● **Document excerpt**:

[PowerPC] Fix the PPCInstrInfo::getInstrLatency implementation

author Hal Finkel <hfinkel@anl.gov>

Tue, 14 Jul 2015 20:02:02 +0000 (20:02 +0000)

committer Hal Finkel <hfinkel@anl.gov>

Tue, 14 Jul 2015 20:02:02 +0000 (20:02 +0000)
author Hal Finkel <hfinkel@anl.gov>
Tue, 14 Jul 2015 20:02:02 +0000 (20:02 +0000)
committer Hal Finkel <hfinkel@anl.gov>
Tue, 14 Jul 2015 20:02:02 +0000 (20:02 +0000)
diff --git a/llvm/lib/Target/PowerPC/PPCInstrInfo.cpp b/llvm/lib/Target/PowerPC/PPCInstrInfo.cpp

index 696a838..bf6e402 100644 (file)
--- a/llvm/lib/Target/PowerPC/PPCInstrInfo.cpp
+++ b/llvm/lib/Target/PowerPC/PPCInstrInfo.cpp
@@ -57,6 +57,10 @@ static cl::opt<bool> VSXSelfCopyCrash("crash-on-ppc-vsx-self-copy",
  cl::desc("Causes the backend to crash instead of generating a nop VSX copy"),
  cl::Hidden);
  
+static cl::opt<bool>
+UseOldLatencyCalc("ppc-old-latency-calc", cl::Hidden,
+  cl::desc("Use the old (incorrect) instruction latency calculation"));
+
  // Pin the vtable to this file.
  void PPCInstrInfo::anchor() {}
  
@@ -103,6 +107,35 @@ PPCInstrInfo::CreateTargetPostRAHazardRecognizer(const InstrItineraryData *II,
    return new ScoreboardHazardRecognizer(II, DAG);
  }
  
+unsigned PPCInstrInfo::getInstrLatency(const InstrItineraryData *ItinData,
+                                       const MachineInstr *MI,
+                                       unsigned *PredCost) const {
+  if (!ItinData || UseOldLatencyCalc)
+    return PPCGenInstrInfo::getInstrLatency(ItinData, MI, PredCost);
+
+  // The default implementation of getInstrLatency calls getStageLatency, but
+  // getStageLatency does not do the right thing for us. While we have
+  // itinerary, most cores are fully pipelined, and so the itineraries only
+  // express the first part of the pipeline, not every stage. Instead, we need
+  // to use the listed output operand cycle number (using operand 0 here, which
+  // is an output).

● **Stored data**:
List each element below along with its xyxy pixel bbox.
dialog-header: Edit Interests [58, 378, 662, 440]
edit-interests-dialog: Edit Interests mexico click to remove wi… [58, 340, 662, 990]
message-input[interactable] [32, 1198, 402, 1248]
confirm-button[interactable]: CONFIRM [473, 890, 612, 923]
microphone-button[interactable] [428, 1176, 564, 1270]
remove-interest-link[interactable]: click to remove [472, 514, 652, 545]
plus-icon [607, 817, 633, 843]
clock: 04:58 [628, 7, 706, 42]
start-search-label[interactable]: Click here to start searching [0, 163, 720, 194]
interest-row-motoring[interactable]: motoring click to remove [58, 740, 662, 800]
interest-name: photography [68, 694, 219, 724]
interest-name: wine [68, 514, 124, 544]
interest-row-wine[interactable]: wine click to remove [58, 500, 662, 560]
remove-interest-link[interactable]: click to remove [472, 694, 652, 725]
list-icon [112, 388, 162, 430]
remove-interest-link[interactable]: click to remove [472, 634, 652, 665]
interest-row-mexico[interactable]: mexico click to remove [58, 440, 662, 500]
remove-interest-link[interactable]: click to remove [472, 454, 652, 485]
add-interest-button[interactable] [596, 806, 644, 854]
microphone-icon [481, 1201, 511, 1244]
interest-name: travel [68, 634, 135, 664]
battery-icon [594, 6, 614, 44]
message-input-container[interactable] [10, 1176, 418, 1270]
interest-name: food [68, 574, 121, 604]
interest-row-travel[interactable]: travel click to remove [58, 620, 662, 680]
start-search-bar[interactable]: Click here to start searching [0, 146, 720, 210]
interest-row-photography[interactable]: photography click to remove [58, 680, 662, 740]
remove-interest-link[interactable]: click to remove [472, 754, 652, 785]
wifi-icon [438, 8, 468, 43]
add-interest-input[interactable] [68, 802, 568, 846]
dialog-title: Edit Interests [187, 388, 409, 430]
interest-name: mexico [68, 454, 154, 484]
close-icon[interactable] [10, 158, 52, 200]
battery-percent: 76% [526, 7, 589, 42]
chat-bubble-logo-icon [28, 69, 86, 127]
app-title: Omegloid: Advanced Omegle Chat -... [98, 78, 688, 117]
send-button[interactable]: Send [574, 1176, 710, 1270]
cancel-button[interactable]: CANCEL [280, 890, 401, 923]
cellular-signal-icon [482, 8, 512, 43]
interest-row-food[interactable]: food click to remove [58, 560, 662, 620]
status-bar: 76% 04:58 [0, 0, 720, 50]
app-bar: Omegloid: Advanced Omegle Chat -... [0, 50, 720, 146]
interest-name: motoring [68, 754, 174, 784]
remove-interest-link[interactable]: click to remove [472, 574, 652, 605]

● **What you have to do**: Carry on the PowerPC latency commit from the point where it stops. The data shown here has no connection to the PowerPC commit text.

● **Result of this exercise**:
+
+  unsigned Latency = 1;
+  unsigned DefClass = MI->getDesc().getSchedClass();
+  for (unsigned i = 0, e = MI->getNumOperands(); i != e; ++i) {
+    const MachineOperand &MO = MI->getOperand(i);
+    if (!MO.isReg() || !MO.isDef() || MO.isImplicit())
+      continue;
+
+    int Cycle = ItinData->getOperandCycle(DefClass, i);
+    if (Cycle < 0)
+      continue;
+
+    Latency = std::max(Latency, (unsigned) Cycle);
+  }
+
+  return Latency;
+}
  
  int PPCInstrInfo::getOperandLatency(const InstrItineraryData *ItinData,
                                      const MachineInstr *DefMI, unsigned DefIdx,
diff --git a/llvm/lib/Target/PowerPC/PPCInstrInfo.h b/llvm/lib/Target/PowerPC/PPCInstrInfo.h

index e2d6346..40badae 100644 (file)
--- a/llvm/lib/Target/PowerPC/PPCInstrInfo.h
+++ b/llvm/lib/Target/PowerPC/PPCInstrInfo.h
@@ -95,6 +95,10 @@ public:
    CreateTargetPostRAHazardRecognizer(const InstrItineraryData *II,
                                       const ScheduleDAG *DAG) const override;
  
+  unsigned getInstrLatency(const InstrItineraryData *ItinData,
+                           const MachineInstr *MI,
+                           unsigned *PredCost = nullptr) const override;
+
    int getOperandLatency(const InstrItineraryData *ItinData,
                          const MachineInstr *DefMI, unsigned DefIdx,
                          const MachineInstr *UseMI,
diff --git a/llvm/lib/Target/PowerPC/PPCScheduleP7.td b/llvm/lib/Target/PowerPC/PPCScheduleP7.td

index 635d154..267f567 100644 (file)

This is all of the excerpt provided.